Aim of the exercise:
Can you pull out each line of the data below that includes the word "atque"?

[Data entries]
[BEGIN]
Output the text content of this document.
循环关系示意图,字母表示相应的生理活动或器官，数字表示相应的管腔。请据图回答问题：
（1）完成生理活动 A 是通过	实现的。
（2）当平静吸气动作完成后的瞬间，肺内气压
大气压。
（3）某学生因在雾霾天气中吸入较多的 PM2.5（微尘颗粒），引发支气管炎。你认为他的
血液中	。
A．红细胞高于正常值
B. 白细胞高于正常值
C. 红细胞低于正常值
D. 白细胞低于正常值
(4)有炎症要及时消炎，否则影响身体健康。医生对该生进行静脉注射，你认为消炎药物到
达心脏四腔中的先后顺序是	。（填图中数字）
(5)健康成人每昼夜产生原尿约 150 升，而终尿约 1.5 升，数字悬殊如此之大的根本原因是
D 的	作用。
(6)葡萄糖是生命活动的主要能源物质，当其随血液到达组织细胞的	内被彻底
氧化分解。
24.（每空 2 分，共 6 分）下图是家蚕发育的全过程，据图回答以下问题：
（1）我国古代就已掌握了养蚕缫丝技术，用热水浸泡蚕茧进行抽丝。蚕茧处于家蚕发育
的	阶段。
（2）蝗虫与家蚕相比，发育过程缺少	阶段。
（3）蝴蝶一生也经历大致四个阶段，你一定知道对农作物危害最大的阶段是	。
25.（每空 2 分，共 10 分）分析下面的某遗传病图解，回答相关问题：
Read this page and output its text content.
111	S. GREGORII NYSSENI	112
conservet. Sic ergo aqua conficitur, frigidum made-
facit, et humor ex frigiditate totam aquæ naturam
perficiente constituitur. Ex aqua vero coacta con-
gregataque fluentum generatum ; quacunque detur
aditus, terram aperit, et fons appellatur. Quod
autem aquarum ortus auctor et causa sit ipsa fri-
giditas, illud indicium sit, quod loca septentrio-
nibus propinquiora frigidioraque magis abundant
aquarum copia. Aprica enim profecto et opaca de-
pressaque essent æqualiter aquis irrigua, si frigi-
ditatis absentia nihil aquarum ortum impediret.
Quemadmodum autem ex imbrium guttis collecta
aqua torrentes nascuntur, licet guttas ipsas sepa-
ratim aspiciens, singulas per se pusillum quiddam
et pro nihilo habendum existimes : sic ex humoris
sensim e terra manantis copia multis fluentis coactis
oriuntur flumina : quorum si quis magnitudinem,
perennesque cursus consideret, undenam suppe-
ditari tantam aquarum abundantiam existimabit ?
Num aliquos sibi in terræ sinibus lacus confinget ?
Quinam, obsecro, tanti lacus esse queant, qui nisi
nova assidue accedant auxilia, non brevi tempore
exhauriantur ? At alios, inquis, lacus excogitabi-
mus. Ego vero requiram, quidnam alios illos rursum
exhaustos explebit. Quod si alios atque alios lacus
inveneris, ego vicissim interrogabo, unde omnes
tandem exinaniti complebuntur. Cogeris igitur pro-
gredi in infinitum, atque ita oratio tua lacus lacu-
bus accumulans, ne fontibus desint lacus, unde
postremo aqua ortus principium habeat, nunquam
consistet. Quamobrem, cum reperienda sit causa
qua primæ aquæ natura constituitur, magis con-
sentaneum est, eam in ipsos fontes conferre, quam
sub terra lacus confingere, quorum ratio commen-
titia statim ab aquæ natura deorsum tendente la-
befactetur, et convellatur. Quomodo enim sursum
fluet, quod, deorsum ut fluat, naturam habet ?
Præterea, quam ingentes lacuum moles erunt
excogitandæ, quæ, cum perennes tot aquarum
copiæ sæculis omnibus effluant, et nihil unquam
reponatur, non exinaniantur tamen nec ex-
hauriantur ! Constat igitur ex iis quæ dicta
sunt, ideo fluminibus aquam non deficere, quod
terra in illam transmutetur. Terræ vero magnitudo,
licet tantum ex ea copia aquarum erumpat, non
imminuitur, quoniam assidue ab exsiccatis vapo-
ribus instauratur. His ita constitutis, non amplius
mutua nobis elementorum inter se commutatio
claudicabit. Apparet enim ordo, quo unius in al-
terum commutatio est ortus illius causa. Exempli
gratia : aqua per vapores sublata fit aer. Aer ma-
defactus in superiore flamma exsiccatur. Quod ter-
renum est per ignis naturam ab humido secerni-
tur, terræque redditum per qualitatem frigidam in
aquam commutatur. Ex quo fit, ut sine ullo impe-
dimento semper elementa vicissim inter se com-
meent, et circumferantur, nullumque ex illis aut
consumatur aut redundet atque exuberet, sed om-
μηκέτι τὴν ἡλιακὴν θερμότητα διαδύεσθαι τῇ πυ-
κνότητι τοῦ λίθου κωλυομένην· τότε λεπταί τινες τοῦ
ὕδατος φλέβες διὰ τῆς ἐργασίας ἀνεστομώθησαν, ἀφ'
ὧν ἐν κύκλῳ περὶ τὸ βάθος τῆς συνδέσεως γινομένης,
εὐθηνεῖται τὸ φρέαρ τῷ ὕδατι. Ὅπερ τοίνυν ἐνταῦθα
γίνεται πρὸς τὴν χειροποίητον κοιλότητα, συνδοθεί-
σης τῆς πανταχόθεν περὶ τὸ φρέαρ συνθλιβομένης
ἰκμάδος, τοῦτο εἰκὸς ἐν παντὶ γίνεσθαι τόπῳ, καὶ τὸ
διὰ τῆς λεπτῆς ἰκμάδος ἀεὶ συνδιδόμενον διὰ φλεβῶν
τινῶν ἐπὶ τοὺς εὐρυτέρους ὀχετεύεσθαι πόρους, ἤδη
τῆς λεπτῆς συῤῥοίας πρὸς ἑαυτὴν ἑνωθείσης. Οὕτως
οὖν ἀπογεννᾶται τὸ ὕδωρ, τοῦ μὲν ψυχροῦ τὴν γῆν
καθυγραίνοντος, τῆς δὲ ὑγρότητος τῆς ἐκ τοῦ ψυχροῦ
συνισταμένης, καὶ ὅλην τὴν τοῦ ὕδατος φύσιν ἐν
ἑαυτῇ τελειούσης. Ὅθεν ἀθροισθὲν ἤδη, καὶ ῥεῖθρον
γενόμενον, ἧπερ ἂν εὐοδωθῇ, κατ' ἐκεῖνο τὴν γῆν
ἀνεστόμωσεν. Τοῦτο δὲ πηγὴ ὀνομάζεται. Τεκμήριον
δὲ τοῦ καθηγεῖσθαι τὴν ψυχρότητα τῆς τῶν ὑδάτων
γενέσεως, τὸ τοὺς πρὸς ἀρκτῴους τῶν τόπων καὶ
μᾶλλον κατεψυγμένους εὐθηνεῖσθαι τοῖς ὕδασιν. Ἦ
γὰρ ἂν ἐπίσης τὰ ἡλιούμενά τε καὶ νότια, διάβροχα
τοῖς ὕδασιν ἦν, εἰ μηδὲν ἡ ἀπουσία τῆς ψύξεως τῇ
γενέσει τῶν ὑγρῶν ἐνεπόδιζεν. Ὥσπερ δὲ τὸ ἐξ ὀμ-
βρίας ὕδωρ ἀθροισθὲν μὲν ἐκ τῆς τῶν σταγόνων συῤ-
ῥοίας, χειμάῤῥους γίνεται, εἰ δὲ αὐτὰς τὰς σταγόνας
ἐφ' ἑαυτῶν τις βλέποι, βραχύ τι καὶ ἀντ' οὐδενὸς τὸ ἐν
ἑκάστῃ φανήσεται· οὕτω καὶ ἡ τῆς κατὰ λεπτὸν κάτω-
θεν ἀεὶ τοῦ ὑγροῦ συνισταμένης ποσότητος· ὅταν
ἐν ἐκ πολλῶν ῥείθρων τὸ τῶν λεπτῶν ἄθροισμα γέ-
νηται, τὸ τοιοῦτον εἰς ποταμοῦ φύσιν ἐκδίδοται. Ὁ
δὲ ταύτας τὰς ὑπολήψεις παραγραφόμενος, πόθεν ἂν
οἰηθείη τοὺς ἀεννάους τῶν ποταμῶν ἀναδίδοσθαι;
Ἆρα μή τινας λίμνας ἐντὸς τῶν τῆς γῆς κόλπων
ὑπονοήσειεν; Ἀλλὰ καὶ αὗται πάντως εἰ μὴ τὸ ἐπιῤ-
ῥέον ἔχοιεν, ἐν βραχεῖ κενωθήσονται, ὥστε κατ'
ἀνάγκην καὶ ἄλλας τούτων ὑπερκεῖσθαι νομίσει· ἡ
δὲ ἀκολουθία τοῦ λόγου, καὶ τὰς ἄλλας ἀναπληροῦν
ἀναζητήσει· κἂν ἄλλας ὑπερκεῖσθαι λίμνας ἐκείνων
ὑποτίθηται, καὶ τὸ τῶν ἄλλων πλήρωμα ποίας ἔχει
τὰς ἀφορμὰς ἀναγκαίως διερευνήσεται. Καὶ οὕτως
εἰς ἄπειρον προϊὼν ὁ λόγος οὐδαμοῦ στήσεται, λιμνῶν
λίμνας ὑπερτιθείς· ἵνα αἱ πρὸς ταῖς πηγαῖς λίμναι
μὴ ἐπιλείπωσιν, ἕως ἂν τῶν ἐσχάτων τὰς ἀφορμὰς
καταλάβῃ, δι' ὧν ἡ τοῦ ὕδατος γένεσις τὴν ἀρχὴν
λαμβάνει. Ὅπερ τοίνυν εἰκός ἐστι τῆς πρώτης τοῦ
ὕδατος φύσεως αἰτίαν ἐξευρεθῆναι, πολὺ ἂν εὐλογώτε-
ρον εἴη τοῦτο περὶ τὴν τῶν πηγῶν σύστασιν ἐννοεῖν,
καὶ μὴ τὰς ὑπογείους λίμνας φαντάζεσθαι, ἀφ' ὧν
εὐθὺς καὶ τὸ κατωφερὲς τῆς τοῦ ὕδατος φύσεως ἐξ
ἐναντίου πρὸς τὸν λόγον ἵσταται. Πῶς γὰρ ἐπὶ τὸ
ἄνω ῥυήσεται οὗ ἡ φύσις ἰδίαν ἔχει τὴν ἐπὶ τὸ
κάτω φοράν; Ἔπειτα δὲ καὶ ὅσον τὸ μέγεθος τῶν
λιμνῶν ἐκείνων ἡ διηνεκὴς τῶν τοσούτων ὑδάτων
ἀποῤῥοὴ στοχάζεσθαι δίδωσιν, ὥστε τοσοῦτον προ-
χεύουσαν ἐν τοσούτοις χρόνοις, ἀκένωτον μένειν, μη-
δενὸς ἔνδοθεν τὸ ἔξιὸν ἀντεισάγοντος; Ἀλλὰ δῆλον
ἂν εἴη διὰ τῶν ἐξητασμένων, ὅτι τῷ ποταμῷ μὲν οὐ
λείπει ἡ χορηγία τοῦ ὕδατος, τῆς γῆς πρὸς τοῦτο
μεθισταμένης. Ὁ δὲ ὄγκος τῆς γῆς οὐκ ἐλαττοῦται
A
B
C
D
[END]
Completed task:
exhaustos explebit. Quod si alios atque alios lacus
gredi in infinitum, atque ita oratio tua lacus lacu-
consumatur aut redundet atque exuberet, sed om-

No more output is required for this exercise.